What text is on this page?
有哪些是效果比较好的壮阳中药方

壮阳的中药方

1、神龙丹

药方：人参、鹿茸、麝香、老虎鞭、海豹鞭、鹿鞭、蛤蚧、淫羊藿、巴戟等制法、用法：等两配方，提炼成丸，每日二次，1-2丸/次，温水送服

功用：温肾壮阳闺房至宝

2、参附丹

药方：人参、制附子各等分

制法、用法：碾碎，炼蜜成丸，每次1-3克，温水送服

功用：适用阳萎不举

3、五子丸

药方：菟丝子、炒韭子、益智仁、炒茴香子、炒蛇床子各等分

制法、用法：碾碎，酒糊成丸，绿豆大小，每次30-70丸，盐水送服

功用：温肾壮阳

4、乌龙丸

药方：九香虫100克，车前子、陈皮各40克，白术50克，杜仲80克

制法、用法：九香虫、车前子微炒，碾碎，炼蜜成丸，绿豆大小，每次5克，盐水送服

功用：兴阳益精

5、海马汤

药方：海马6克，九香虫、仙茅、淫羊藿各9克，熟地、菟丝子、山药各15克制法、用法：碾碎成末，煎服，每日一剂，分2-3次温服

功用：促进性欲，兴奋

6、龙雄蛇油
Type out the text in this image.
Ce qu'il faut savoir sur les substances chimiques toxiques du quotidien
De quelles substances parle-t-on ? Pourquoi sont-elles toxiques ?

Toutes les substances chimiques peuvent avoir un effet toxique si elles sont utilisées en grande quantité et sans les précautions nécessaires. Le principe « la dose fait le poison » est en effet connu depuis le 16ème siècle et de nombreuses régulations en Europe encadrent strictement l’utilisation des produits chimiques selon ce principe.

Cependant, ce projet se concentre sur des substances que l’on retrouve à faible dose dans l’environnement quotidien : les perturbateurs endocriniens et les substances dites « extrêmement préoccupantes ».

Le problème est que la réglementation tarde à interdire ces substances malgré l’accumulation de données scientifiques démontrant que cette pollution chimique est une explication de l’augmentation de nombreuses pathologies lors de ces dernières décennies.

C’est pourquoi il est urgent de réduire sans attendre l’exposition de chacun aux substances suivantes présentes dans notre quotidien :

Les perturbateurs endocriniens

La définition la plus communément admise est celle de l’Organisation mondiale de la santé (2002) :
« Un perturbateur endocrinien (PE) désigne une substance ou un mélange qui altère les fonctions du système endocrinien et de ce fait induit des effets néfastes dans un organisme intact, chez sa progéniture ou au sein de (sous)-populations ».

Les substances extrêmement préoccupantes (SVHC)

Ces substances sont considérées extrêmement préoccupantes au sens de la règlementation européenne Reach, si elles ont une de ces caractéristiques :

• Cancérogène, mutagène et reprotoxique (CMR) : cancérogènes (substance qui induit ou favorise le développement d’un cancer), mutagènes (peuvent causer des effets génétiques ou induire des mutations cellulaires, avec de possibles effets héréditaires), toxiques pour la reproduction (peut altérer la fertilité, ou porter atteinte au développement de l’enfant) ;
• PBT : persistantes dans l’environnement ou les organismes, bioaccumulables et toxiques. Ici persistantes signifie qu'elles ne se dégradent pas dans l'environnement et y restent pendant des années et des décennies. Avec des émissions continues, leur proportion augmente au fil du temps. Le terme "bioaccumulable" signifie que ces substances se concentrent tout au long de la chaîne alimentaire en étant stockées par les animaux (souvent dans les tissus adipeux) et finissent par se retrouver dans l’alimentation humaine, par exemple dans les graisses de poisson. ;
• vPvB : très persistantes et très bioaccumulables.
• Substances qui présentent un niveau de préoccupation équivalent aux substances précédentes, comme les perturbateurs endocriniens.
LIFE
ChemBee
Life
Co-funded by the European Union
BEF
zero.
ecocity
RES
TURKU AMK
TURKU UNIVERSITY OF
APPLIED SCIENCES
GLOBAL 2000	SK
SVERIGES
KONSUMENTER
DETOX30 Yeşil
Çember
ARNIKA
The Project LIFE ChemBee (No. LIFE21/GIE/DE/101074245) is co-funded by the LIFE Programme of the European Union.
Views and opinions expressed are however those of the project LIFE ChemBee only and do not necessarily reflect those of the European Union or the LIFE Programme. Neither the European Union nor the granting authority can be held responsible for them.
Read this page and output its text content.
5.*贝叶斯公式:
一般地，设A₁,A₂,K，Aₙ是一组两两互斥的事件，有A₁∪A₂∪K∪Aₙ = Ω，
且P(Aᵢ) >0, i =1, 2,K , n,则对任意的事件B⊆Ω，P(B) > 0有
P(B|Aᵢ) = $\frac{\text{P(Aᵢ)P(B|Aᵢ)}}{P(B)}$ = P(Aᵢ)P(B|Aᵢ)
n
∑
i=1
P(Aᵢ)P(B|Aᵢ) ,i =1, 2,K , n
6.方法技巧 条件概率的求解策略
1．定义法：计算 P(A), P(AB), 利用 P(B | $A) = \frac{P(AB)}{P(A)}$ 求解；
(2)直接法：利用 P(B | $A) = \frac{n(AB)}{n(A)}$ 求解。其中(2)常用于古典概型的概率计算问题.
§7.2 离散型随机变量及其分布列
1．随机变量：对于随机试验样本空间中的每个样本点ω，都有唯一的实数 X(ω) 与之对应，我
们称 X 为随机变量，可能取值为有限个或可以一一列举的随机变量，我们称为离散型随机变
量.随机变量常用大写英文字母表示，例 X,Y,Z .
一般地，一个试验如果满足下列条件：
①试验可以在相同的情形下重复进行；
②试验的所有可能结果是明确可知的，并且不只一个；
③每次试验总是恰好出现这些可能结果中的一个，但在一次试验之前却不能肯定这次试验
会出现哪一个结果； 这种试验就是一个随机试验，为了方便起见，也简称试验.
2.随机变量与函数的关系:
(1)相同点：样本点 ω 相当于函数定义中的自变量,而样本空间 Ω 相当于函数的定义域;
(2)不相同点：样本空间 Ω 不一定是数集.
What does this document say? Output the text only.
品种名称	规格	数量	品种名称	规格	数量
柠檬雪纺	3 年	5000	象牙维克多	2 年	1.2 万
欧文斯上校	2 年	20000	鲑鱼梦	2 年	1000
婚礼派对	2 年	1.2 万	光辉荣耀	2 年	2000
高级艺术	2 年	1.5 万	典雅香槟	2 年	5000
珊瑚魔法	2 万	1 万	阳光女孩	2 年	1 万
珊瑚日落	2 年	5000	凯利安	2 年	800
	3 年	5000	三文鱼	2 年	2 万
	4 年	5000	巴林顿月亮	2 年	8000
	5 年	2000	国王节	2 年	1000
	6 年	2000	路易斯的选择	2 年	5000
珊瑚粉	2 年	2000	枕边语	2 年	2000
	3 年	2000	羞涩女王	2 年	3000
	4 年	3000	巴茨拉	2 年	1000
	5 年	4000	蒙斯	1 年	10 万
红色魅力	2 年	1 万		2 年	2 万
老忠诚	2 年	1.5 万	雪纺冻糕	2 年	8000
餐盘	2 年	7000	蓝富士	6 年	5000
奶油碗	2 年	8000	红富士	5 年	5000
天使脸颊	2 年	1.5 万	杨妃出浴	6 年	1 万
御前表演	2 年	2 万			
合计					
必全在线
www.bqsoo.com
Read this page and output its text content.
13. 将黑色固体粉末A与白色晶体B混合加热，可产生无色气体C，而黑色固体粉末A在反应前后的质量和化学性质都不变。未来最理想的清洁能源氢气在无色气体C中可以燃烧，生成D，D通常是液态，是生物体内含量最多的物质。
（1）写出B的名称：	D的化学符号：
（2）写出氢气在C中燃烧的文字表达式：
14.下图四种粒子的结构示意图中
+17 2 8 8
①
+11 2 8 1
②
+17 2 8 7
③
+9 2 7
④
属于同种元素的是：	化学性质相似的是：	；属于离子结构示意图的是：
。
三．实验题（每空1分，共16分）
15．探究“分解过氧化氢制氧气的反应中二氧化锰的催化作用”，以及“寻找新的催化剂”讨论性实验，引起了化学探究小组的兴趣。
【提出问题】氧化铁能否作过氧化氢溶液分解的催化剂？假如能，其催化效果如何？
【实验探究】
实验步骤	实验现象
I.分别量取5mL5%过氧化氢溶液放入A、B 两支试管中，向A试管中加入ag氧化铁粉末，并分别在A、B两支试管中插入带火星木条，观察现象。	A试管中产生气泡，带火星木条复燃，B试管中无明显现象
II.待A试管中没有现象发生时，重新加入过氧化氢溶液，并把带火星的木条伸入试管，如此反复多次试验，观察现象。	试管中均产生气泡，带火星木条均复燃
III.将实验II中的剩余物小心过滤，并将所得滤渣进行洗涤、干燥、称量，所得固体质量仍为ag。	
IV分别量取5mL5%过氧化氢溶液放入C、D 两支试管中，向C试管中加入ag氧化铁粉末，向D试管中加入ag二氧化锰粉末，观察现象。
*-*-*
§ **EXERCISE DIRECTIONS**
Your task is to list each line of the records with the word "观察现象".

§ **ANSWER IN FULL**
I.分别量取5mL5%过氧化氢溶液放入A、B 两支试管中，向A试管中加入ag氧化铁粉末，并分别在A、B两支试管中插入带火星木条，观察现象。	A试管中产生气泡，带火星木条复燃，B试管中无明显现象
II.待A试管中没有现象发生时，重新加入过氧化氢溶液，并把带火星的木条伸入试管，如此反复多次试验，观察现象。	试管中均产生气泡，带火星木条均复燃
IV分别量取5mL5%过氧化氢溶液放入C、D 两支试管中，向C试管中加入ag氧化铁粉末，向D试管中加入ag二氧化锰粉末，观察现象。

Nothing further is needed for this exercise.